▶ SUPPLIED INFORMATION:
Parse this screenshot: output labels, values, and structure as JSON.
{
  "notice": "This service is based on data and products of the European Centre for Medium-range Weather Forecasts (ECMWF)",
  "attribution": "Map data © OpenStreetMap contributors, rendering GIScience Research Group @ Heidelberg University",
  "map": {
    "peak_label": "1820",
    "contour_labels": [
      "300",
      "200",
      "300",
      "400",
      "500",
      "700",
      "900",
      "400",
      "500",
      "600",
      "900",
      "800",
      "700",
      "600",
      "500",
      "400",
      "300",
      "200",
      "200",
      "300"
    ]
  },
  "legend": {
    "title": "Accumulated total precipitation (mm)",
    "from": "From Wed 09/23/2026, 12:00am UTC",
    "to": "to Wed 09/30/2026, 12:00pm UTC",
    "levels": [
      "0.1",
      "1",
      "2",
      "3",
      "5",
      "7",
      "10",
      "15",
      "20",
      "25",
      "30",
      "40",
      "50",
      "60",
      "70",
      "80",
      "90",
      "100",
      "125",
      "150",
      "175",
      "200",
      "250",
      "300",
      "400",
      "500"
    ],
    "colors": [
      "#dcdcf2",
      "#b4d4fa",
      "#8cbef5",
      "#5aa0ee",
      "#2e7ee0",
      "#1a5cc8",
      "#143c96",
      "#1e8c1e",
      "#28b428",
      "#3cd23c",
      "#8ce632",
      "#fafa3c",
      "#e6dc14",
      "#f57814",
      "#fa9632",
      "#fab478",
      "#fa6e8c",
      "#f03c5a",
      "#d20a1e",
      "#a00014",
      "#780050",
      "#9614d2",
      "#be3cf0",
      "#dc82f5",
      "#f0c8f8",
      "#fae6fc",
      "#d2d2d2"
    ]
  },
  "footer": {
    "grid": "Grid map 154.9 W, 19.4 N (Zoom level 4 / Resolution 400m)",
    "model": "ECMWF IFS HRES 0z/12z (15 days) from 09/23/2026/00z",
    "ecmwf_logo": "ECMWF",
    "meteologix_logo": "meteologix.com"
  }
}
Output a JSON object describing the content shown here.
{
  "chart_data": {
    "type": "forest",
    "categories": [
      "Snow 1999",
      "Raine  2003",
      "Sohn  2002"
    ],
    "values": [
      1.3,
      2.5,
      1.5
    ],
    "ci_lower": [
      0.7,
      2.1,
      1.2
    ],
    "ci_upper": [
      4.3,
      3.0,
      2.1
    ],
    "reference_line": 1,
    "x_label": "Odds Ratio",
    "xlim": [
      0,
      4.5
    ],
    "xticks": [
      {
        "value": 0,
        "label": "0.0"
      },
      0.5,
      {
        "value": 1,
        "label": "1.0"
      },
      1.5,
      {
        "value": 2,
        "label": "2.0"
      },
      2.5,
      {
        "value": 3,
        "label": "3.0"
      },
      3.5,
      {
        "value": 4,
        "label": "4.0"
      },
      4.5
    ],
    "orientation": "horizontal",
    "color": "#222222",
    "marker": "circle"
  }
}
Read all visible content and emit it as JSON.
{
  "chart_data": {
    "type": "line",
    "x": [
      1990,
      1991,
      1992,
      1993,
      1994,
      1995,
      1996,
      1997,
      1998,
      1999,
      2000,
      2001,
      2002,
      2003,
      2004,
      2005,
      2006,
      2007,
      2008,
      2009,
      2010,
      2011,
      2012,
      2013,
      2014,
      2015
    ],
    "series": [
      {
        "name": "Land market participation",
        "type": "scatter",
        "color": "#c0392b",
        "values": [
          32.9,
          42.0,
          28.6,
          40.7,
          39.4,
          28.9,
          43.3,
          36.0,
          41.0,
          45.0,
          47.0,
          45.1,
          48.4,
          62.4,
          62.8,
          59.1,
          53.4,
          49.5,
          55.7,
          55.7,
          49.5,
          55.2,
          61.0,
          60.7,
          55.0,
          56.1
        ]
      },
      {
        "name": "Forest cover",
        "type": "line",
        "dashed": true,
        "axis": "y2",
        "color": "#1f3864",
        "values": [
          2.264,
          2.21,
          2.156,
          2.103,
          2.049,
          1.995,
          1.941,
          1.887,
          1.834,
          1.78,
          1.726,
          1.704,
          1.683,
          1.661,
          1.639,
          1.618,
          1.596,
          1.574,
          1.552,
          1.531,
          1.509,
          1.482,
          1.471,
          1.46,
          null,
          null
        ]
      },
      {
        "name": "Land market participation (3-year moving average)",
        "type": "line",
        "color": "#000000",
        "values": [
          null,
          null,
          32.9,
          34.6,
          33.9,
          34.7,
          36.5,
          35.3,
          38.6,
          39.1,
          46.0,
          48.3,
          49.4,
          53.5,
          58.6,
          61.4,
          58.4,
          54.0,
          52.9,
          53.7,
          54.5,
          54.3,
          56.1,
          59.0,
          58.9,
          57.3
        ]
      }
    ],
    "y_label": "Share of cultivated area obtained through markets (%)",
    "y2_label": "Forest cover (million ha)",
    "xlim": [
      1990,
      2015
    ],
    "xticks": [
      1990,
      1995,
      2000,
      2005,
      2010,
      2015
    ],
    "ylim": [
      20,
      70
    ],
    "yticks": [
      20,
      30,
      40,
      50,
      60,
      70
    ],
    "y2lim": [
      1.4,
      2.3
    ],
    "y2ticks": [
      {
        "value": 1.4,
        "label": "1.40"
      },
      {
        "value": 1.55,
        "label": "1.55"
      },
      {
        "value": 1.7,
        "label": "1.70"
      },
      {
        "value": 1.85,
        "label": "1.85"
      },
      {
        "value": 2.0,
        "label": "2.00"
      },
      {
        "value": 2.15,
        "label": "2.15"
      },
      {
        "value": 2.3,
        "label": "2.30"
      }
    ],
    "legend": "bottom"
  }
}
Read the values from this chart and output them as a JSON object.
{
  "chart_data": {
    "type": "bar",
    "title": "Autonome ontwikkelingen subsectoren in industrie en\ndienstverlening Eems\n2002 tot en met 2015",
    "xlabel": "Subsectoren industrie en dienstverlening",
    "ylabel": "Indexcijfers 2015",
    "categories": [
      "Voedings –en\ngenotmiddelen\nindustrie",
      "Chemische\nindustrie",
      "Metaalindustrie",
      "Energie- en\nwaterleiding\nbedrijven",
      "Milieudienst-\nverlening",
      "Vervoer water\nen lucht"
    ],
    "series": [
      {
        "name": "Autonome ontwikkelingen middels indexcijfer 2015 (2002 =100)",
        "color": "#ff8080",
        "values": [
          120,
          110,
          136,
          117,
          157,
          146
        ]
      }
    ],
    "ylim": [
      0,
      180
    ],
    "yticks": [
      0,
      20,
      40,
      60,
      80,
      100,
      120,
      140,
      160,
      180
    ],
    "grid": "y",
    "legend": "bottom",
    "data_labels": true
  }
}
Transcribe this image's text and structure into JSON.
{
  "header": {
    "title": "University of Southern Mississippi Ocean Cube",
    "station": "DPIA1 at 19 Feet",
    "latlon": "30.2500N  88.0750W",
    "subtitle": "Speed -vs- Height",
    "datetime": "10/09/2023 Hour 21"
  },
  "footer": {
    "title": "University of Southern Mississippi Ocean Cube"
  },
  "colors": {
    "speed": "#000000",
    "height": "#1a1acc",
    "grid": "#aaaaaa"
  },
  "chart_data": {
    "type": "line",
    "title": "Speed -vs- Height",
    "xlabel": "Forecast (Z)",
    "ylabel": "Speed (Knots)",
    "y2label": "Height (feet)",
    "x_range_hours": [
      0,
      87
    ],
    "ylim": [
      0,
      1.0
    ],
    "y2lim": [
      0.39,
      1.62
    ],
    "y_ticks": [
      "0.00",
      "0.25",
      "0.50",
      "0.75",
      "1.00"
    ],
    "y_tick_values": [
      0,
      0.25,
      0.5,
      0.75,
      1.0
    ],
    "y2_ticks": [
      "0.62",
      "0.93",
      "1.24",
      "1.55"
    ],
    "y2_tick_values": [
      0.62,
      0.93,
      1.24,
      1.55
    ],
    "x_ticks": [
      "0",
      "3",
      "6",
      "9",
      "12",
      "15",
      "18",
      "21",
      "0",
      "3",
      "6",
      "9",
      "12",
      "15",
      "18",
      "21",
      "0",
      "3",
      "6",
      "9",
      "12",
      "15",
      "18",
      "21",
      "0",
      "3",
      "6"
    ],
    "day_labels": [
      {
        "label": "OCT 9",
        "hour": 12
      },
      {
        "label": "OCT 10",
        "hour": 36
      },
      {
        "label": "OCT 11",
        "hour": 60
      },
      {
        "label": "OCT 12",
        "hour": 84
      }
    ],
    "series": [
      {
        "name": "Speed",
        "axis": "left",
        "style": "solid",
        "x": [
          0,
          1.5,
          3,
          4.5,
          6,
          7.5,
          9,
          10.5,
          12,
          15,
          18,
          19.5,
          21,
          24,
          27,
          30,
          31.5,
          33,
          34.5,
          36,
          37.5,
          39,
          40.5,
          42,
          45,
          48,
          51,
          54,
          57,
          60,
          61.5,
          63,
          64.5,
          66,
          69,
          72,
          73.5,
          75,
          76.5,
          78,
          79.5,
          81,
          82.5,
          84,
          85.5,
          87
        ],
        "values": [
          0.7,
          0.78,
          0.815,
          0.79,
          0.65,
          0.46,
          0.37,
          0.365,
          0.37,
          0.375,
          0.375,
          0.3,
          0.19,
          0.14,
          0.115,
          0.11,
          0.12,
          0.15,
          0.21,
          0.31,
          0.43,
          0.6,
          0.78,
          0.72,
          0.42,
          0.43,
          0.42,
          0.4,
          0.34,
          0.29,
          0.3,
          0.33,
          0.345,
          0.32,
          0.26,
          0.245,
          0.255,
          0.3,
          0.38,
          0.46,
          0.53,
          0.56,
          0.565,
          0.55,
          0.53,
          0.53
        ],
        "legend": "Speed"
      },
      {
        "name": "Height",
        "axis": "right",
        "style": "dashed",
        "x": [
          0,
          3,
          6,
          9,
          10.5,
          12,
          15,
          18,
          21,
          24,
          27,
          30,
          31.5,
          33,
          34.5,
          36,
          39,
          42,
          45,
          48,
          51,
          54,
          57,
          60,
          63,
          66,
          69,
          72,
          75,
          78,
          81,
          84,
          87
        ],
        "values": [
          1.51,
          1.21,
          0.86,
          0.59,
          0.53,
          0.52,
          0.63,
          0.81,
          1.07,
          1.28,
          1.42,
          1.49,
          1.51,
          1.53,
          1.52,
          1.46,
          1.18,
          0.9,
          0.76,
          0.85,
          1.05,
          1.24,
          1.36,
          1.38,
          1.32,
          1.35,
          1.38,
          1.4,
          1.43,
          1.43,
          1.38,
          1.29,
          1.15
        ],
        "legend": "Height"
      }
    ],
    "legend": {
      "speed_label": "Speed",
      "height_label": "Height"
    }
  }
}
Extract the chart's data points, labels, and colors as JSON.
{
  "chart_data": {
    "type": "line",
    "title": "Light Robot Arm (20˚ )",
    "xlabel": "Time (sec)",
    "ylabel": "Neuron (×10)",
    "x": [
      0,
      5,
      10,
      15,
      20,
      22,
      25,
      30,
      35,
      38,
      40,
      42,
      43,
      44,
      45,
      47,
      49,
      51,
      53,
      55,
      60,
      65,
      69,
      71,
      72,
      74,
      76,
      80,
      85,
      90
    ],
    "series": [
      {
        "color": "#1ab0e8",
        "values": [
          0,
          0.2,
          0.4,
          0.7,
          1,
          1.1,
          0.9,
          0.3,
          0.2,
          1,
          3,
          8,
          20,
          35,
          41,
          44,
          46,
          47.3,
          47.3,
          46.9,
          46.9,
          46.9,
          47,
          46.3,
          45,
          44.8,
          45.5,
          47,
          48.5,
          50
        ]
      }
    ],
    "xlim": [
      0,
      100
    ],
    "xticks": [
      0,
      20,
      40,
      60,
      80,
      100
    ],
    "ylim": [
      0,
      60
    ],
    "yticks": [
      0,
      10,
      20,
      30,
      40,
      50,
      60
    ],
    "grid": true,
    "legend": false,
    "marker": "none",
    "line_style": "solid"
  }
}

▶ GOAL: From the records above, copy every line that holds the word "Land".

▶ EXPECTED ANSWER:
        "name": "Land market participation",
        "name": "Land market participation (3-year moving average)",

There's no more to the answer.